[Entries taken from a collection]
╭──

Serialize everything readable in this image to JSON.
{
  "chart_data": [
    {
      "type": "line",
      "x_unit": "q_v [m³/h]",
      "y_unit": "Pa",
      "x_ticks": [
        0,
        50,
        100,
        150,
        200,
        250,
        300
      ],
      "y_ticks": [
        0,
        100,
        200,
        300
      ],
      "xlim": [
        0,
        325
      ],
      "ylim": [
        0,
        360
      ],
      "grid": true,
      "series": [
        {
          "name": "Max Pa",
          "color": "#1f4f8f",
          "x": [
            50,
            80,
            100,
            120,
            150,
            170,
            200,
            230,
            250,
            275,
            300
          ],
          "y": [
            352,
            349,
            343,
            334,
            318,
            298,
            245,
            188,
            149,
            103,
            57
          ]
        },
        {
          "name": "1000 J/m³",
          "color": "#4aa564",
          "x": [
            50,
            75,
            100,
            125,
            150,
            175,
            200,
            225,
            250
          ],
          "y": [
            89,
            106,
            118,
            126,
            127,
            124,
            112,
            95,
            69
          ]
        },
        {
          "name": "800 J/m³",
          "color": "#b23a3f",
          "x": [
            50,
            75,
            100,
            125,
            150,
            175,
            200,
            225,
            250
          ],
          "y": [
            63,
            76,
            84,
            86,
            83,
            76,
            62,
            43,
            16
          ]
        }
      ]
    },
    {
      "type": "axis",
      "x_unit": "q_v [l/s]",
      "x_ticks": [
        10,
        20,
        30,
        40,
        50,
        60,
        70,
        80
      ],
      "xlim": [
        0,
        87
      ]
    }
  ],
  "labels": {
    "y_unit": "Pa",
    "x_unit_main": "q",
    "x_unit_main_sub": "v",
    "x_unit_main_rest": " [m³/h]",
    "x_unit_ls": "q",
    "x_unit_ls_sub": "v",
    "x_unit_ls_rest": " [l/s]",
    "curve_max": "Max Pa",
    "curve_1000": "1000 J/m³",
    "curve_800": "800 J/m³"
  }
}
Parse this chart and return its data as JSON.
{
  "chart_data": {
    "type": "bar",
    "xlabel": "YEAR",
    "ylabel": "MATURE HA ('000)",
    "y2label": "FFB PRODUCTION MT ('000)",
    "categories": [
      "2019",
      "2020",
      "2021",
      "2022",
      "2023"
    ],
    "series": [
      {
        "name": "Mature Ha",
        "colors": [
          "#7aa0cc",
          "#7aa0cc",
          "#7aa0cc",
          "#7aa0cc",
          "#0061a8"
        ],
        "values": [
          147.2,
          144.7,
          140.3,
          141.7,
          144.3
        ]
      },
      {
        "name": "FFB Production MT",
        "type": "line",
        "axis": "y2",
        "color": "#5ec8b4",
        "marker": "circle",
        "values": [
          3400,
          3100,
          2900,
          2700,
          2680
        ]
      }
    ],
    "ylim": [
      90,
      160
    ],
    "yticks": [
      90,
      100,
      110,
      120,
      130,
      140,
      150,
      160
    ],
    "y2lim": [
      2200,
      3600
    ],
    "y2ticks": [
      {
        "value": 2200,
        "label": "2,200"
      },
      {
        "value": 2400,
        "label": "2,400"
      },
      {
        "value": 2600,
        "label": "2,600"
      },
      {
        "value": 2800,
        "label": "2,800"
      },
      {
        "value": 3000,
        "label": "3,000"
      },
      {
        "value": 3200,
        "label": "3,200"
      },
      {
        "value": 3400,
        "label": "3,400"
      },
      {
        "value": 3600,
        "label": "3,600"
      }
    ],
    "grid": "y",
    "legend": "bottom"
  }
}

╰──

• **WORK REQUIRED**
Copy out each line exactly.

• **OUTPUT FOR THIS TASK**
Serialize everything readable in this image to JSON.
{
  "chart_data": [
    {
      "type": "line",
      "x_unit": "q_v [m³/h]",
      "y_unit": "Pa",
      "x_ticks": [
        0,
        50,
        100,
        150,
        200,
        250,
        300
      ],
      "y_ticks": [
        0,
        100,
        200,
        300
      ],
      "xlim": [
        0,
        325
      ],
      "ylim": [
        0,
        360
      ],
      "grid": true,
      "series": [
        {
          "name": "Max Pa",
          "color": "#1f4f8f",
          "x": [
            50,
            80,
            100,
            120,
            150,
            170,
            200,
            230,
            250,
            275,
            300
          ],
          "y": [
            352,
            349,
            343,
            334,
            318,
            298,
            245,
            188,
            149,
            103,
            57
          ]
        },
        {
          "name": "1000 J/m³",
          "color": "#4aa564",
          "x": [
            50,
            75,
            100,
            125,
            150,
            175,
            200,
            225,
            250
          ],
          "y": [
            89,
            106,
            118,
            126,
            127,
            124,
            112,
            95,
            69
          ]
        },
        {
          "name": "800 J/m³",
          "color": "#b23a3f",
          "x": [
            50,
            75,
            100,
            125,
            150,
            175,
            200,
            225,
            250
          ],
          "y": [
            63,
            76,
            84,
            86,
            83,
            76,
            62,
            43,
            16
          ]
        }
      ]
    },
    {
      "type": "axis",
      "x_unit": "q_v [l/s]",
      "x_ticks": [
        10,
        20,
        30,
        40,
        50,
        60,
        70,
        80
      ],
      "xlim": [
        0,
        87
      ]
    }
  ],
  "labels": {
    "y_unit": "Pa",
    "x_unit_main": "q",
    "x_unit_main_sub": "v",
    "x_unit_main_rest": " [m³/h]",
    "x_unit_ls": "q",
    "x_unit_ls_sub": "v",
    "x_unit_ls_rest": " [l/s]",
    "curve_max": "Max Pa",
    "curve_1000": "1000 J/m³",
    "curve_800": "800 J/m³"
  }
}
Parse this chart and return its data as JSON.
{
  "chart_data": {
    "type": "bar",
    "xlabel": "YEAR",
    "ylabel": "MATURE HA ('000)",
    "y2label": "FFB PRODUCTION MT ('000)",
    "categories": [
      "2019",
      "2020",
      "2021",
      "2022",
      "2023"
    ],
    "series": [
      {
        "name": "Mature Ha",
        "colors": [
          "#7aa0cc",
          "#7aa0cc",
          "#7aa0cc",
          "#7aa0cc",
          "#0061a8"
        ],
        "values": [
          147.2,
          144.7,
          140.3,
          141.7,
          144.3
        ]
      },
      {
        "name": "FFB Production MT",
        "type": "line",
        "axis": "y2",
        "color": "#5ec8b4",
        "marker": "circle",
        "values": [
          3400,
          3100,
          2900,
          2700,
          2680
        ]
      }
    ],
    "ylim": [
      90,
      160
    ],
    "yticks": [
      90,
      100,
      110,
      120,
      130,
      140,
      150,
      160
    ],
    "y2lim": [
      2200,
      3600
    ],
    "y2ticks": [
      {
        "value": 2200,
        "label": "2,200"
      },
      {
        "value": 2400,
        "label": "2,400"
      },
      {
        "value": 2600,
        "label": "2,600"
      },
      {
        "value": 2800,
        "label": "2,800"
      },
      {
        "value": 3000,
        "label": "3,000"
      },
      {
        "value": 3200,
        "label": "3,200"
      },
      {
        "value": 3400,
        "label": "3,400"
      },
      {
        "value": 3600,
        "label": "3,600"
      }
    ],
    "grid": "y",
    "legend": "bottom"
  }
}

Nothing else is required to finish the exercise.